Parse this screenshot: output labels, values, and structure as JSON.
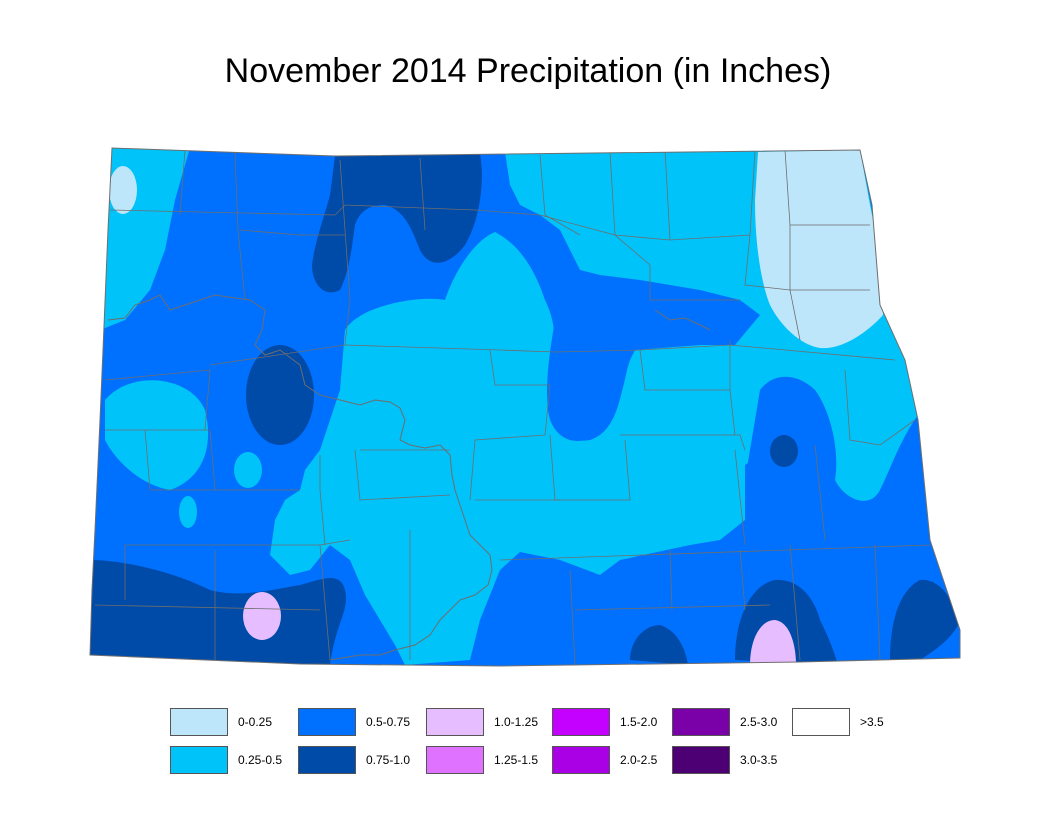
{
  "title": "November 2014 Precipitation (in Inches)",
  "map": {
    "region": "North Dakota",
    "colors": {
      "c0": "#bee6fa",
      "c1": "#00c3fa",
      "c2": "#0070ff",
      "c3": "#004aa8",
      "c4": "#e6beff",
      "c5": "#df73ff",
      "boundary": "#6e6e6e",
      "river": "#6e6e6e"
    }
  },
  "legend": [
    {
      "label": "0-0.25",
      "color": "#bee6fa"
    },
    {
      "label": "0.5-0.75",
      "color": "#0070ff"
    },
    {
      "label": "1.0-1.25",
      "color": "#e6beff"
    },
    {
      "label": "1.5-2.0",
      "color": "#c400ff"
    },
    {
      "label": "2.5-3.0",
      "color": "#7a00a8"
    },
    {
      "label": ">3.5",
      "color": "#ffffff"
    },
    {
      "label": "0.25-0.5",
      "color": "#00c3fa"
    },
    {
      "label": "0.75-1.0",
      "color": "#004aa8"
    },
    {
      "label": "1.25-1.5",
      "color": "#df73ff"
    },
    {
      "label": "2.0-2.5",
      "color": "#a900e6"
    },
    {
      "label": "3.0-3.5",
      "color": "#4c0073"
    }
  ]
}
----------------------------------------
__TASK GOAL__
Give every record again exactly, apart from the pictures, which stay out.

__COMPLETE OUTPUT__
Parse this screenshot: output labels, values, and structure as JSON.
{
  "title": "November 2014 Precipitation (in Inches)",
  "map": {
    "region": "North Dakota",
    "colors": {
      "c0": "#bee6fa",
      "c1": "#00c3fa",
      "c2": "#0070ff",
      "c3": "#004aa8",
      "c4": "#e6beff",
      "c5": "#df73ff",
      "boundary": "#6e6e6e",
      "river": "#6e6e6e"
    }
  },
  "legend": [
    {
      "label": "0-0.25",
      "color": "#bee6fa"
    },
    {
      "label": "0.5-0.75",
      "color": "#0070ff"
    },
    {
      "label": "1.0-1.25",
      "color": "#e6beff"
    },
    {
      "label": "1.5-2.0",
      "color": "#c400ff"
    },
    {
      "label": "2.5-3.0",
      "color": "#7a00a8"
    },
    {
      "label": ">3.5",
      "color": "#ffffff"
    },
    {
      "label": "0.25-0.5",
      "color": "#00c3fa"
    },
    {
      "label": "0.75-1.0",
      "color": "#004aa8"
    },
    {
      "label": "1.25-1.5",
      "color": "#df73ff"
    },
    {
      "label": "2.0-2.5",
      "color": "#a900e6"
    },
    {
      "label": "3.0-3.5",
      "color": "#4c0073"
    }
  ]
}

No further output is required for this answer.